(Work required) From the listing below, pick out each line with the word "title".

(Input rows)
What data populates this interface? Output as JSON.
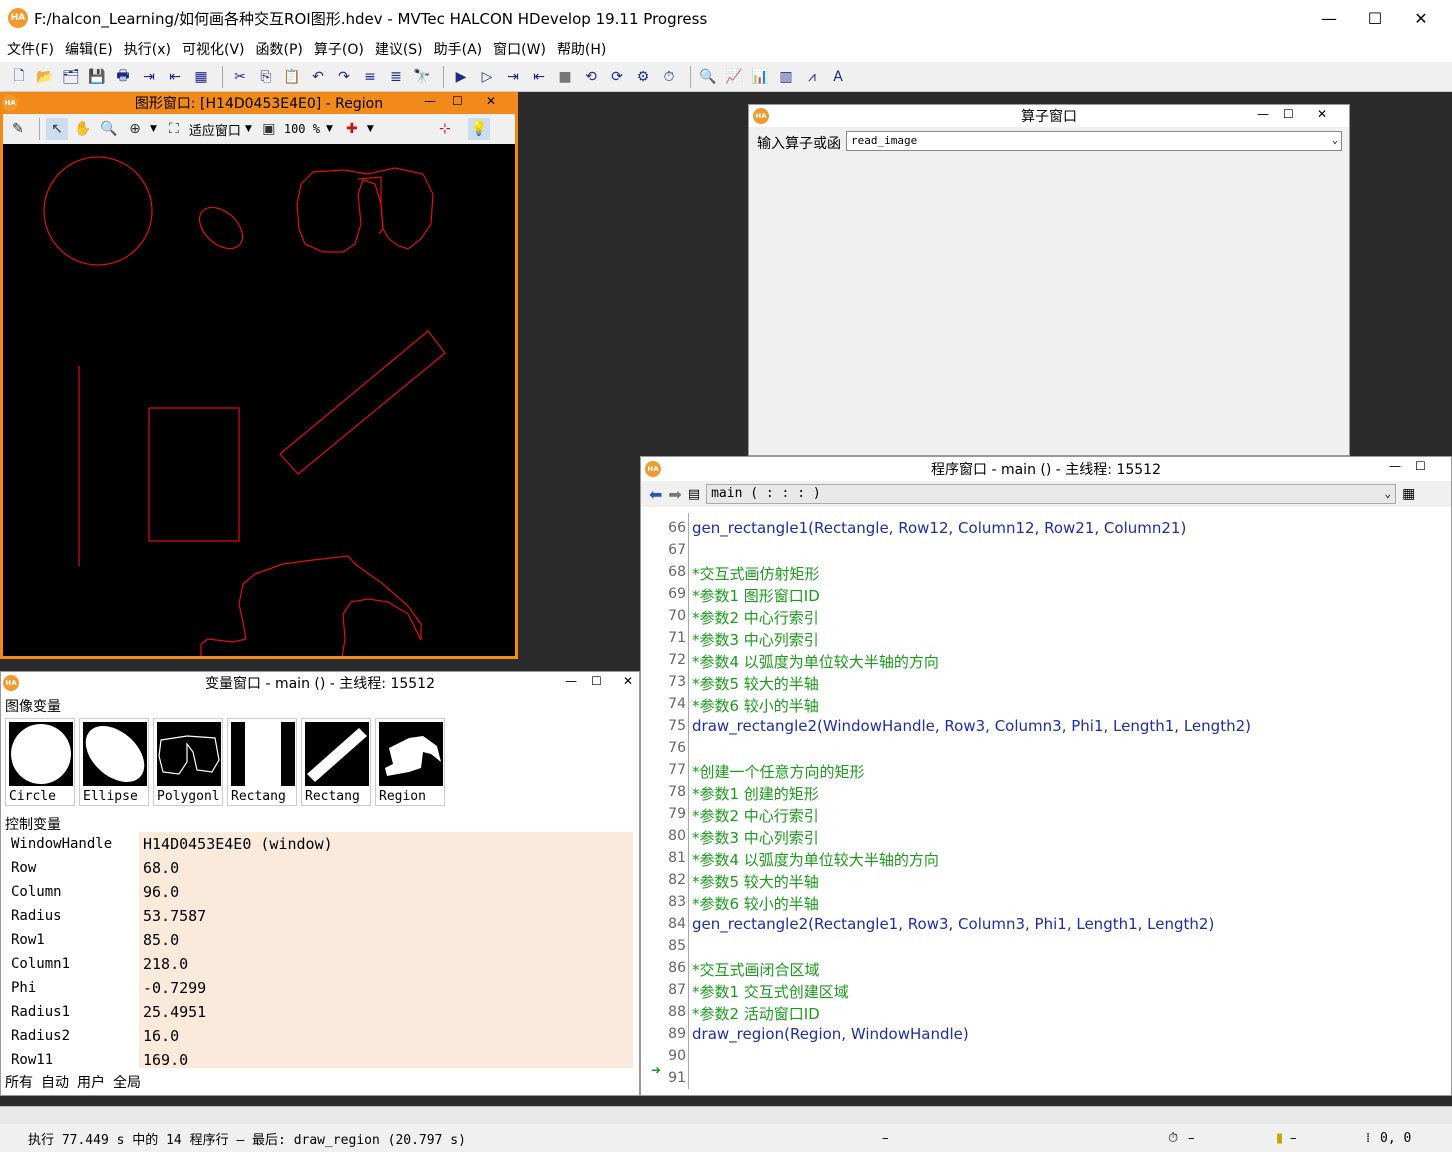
{
  "app": {
    "title": "F:/halcon_Learning/如何画各种交互ROI图形.hdev - MVTec HALCON HDevelop 19.11 Progress",
    "logo": "HA"
  },
  "menu": [
    "文件(F)",
    "编辑(E)",
    "执行(x)",
    "可视化(V)",
    "函数(P)",
    "算子(O)",
    "建议(S)",
    "助手(A)",
    "窗口(W)",
    "帮助(H)"
  ],
  "graphics_window": {
    "title": "图形窗口: [H14D0453E4E0] - Region",
    "fit_label": "适应窗口",
    "zoom_label": "100 %"
  },
  "operator_window": {
    "title": "算子窗口",
    "input_label": "输入算子或函",
    "input_value": "read_image"
  },
  "program_window": {
    "title": "程序窗口 - main () - 主线程: 15512",
    "procedure": "main ( : : : )",
    "lines": [
      {
        "n": "66",
        "text": "gen_rectangle1(Rectangle, Row12, Column12, Row21, Column21)",
        "kind": "o"
      },
      {
        "n": "67",
        "text": "",
        "kind": "o"
      },
      {
        "n": "68",
        "text": "*交互式画仿射矩形",
        "kind": "c"
      },
      {
        "n": "69",
        "text": "*参数1 图形窗口ID",
        "kind": "c"
      },
      {
        "n": "70",
        "text": "*参数2 中心行索引",
        "kind": "c"
      },
      {
        "n": "71",
        "text": "*参数3 中心列索引",
        "kind": "c"
      },
      {
        "n": "72",
        "text": "*参数4 以弧度为单位较大半轴的方向",
        "kind": "c"
      },
      {
        "n": "73",
        "text": "*参数5 较大的半轴",
        "kind": "c"
      },
      {
        "n": "74",
        "text": "*参数6 较小的半轴",
        "kind": "c"
      },
      {
        "n": "75",
        "text": "draw_rectangle2(WindowHandle, Row3, Column3, Phi1, Length1, Length2)",
        "kind": "o"
      },
      {
        "n": "76",
        "text": "",
        "kind": "o"
      },
      {
        "n": "77",
        "text": "*创建一个任意方向的矩形",
        "kind": "c"
      },
      {
        "n": "78",
        "text": "*参数1 创建的矩形",
        "kind": "c"
      },
      {
        "n": "79",
        "text": "*参数2 中心行索引",
        "kind": "c"
      },
      {
        "n": "80",
        "text": "*参数3 中心列索引",
        "kind": "c"
      },
      {
        "n": "81",
        "text": "*参数4 以弧度为单位较大半轴的方向",
        "kind": "c"
      },
      {
        "n": "82",
        "text": "*参数5 较大的半轴",
        "kind": "c"
      },
      {
        "n": "83",
        "text": "*参数6 较小的半轴",
        "kind": "c"
      },
      {
        "n": "84",
        "text": "gen_rectangle2(Rectangle1, Row3, Column3, Phi1, Length1, Length2)",
        "kind": "o"
      },
      {
        "n": "85",
        "text": "",
        "kind": "o"
      },
      {
        "n": "86",
        "text": "*交互式画闭合区域",
        "kind": "c"
      },
      {
        "n": "87",
        "text": "*参数1 交互式创建区域",
        "kind": "c"
      },
      {
        "n": "88",
        "text": "*参数2 活动窗口ID",
        "kind": "c"
      },
      {
        "n": "89",
        "text": "draw_region(Region, WindowHandle)",
        "kind": "o"
      },
      {
        "n": "90",
        "text": "",
        "kind": "o"
      },
      {
        "n": "91",
        "text": "",
        "kind": "o"
      }
    ]
  },
  "variable_window": {
    "title": "变量窗口 - main () - 主线程: 15512",
    "iconic_header": "图像变量",
    "iconic": [
      "Circle",
      "Ellipse",
      "Polygonl",
      "Rectang",
      "Rectang",
      "Region"
    ],
    "control_header": "控制变量",
    "control": [
      {
        "name": "WindowHandle",
        "value": "H14D0453E4E0 (window)"
      },
      {
        "name": "Row",
        "value": "68.0"
      },
      {
        "name": "Column",
        "value": "96.0"
      },
      {
        "name": "Radius",
        "value": "53.7587"
      },
      {
        "name": "Row1",
        "value": "85.0"
      },
      {
        "name": "Column1",
        "value": "218.0"
      },
      {
        "name": "Phi",
        "value": "-0.7299"
      },
      {
        "name": "Radius1",
        "value": "25.4951"
      },
      {
        "name": "Radius2",
        "value": "16.0"
      },
      {
        "name": "Row11",
        "value": "169.0"
      }
    ],
    "tabs": [
      "所有",
      "自动",
      "用户",
      "全局"
    ]
  },
  "status": {
    "message": "执行 77.449 s 中的 14 程序行 — 最后: draw_region (20.797 s)",
    "dash": "–",
    "timer_value": "–",
    "mem_value": "–",
    "coords": "0, 0"
  },
  "colors": {
    "graphics_frame": "#f28a1a",
    "region_stroke": "#e01010",
    "comment": "#1a9c1a",
    "operator": "#1e2ea8",
    "control_value_bg": "#faeadb"
  },
  "icons": {
    "minimize": "minimize-icon",
    "maximize": "maximize-icon",
    "close": "close-icon"
  }
}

(Task solution)
    "title": "F:/halcon_Learning/如何画各种交互ROI图形.hdev - MVTec HALCON HDevelop 19.11 Progress",
    "title": "图形窗口: [H14D0453E4E0] - Region",
    "title": "算子窗口",
    "title": "程序窗口 - main () - 主线程: 15512",
    "title": "变量窗口 - main () - 主线程: 15512",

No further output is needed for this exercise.